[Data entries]
═══

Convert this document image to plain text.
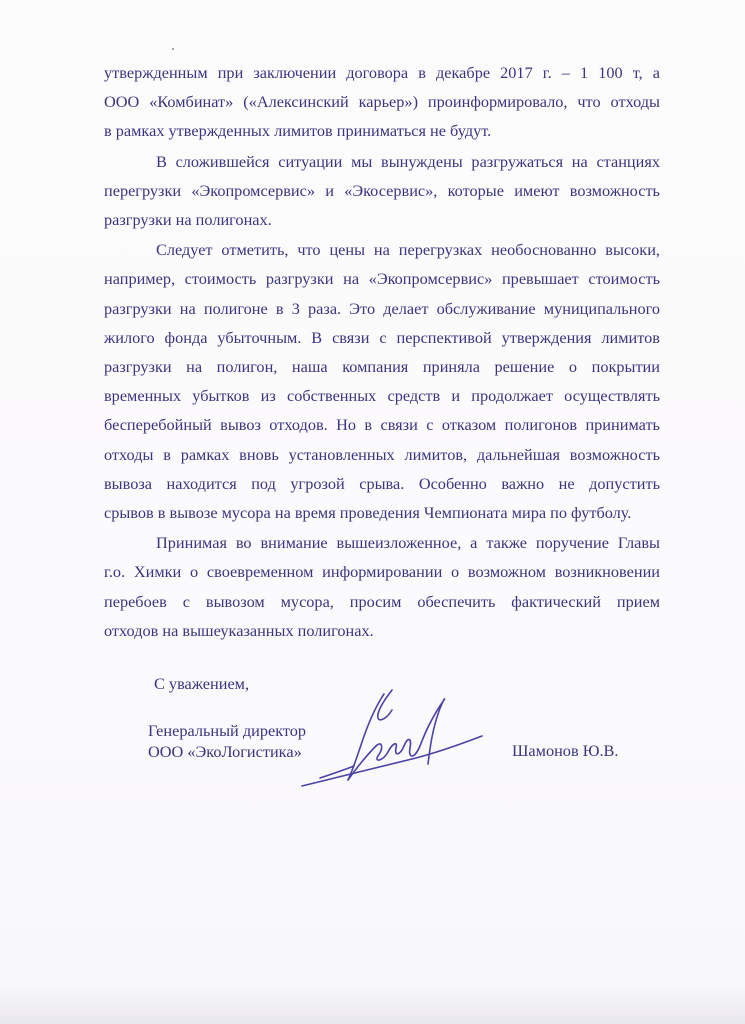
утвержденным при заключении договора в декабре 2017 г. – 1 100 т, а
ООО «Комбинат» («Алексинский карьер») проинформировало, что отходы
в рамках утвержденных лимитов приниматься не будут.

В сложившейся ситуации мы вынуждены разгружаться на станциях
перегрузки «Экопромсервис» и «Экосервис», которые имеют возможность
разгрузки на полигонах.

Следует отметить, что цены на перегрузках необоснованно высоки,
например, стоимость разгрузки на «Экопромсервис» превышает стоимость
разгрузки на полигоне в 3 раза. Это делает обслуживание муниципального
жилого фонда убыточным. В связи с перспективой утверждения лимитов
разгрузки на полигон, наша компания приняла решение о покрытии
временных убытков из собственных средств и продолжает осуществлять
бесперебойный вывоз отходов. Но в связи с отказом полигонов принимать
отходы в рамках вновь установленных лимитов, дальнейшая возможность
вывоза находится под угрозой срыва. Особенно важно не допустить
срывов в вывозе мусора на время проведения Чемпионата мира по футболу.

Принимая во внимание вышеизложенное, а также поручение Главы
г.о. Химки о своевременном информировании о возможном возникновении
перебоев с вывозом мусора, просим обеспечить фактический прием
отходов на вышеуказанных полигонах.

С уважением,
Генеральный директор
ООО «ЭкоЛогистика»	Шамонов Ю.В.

═══

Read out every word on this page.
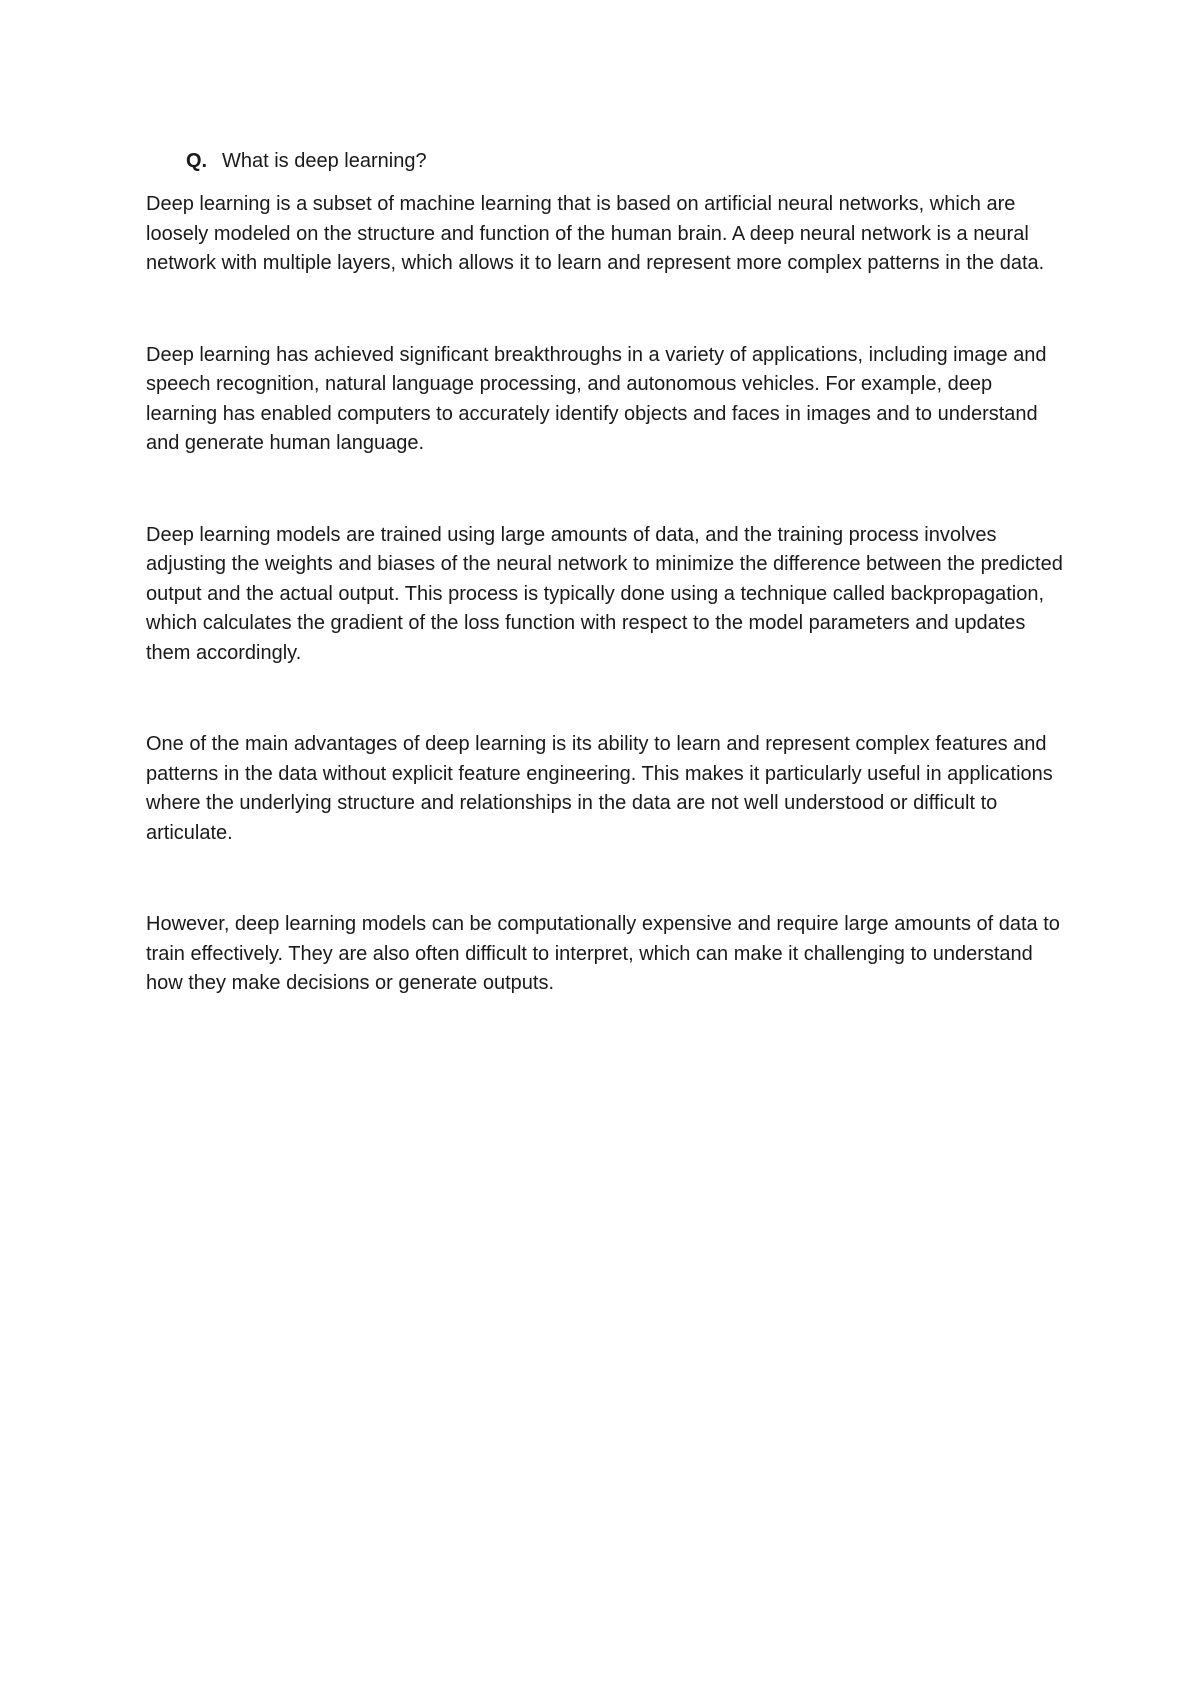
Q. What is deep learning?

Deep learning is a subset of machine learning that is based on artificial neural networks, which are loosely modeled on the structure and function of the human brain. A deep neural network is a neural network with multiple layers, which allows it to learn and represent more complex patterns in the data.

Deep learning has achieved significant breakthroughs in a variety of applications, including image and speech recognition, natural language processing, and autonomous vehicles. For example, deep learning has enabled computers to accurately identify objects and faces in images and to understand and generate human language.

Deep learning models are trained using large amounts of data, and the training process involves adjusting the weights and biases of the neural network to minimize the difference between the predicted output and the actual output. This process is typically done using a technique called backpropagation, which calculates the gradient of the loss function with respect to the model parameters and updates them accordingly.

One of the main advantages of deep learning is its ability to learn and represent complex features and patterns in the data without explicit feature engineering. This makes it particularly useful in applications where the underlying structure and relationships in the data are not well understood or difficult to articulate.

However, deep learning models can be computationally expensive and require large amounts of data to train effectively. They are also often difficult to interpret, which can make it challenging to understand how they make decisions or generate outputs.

═══

• [WRITTEN INSTRUCTION]
Your answer should be a single number: the count of lines in these records that hold the string "полигонах".

• [SOLUTION]
2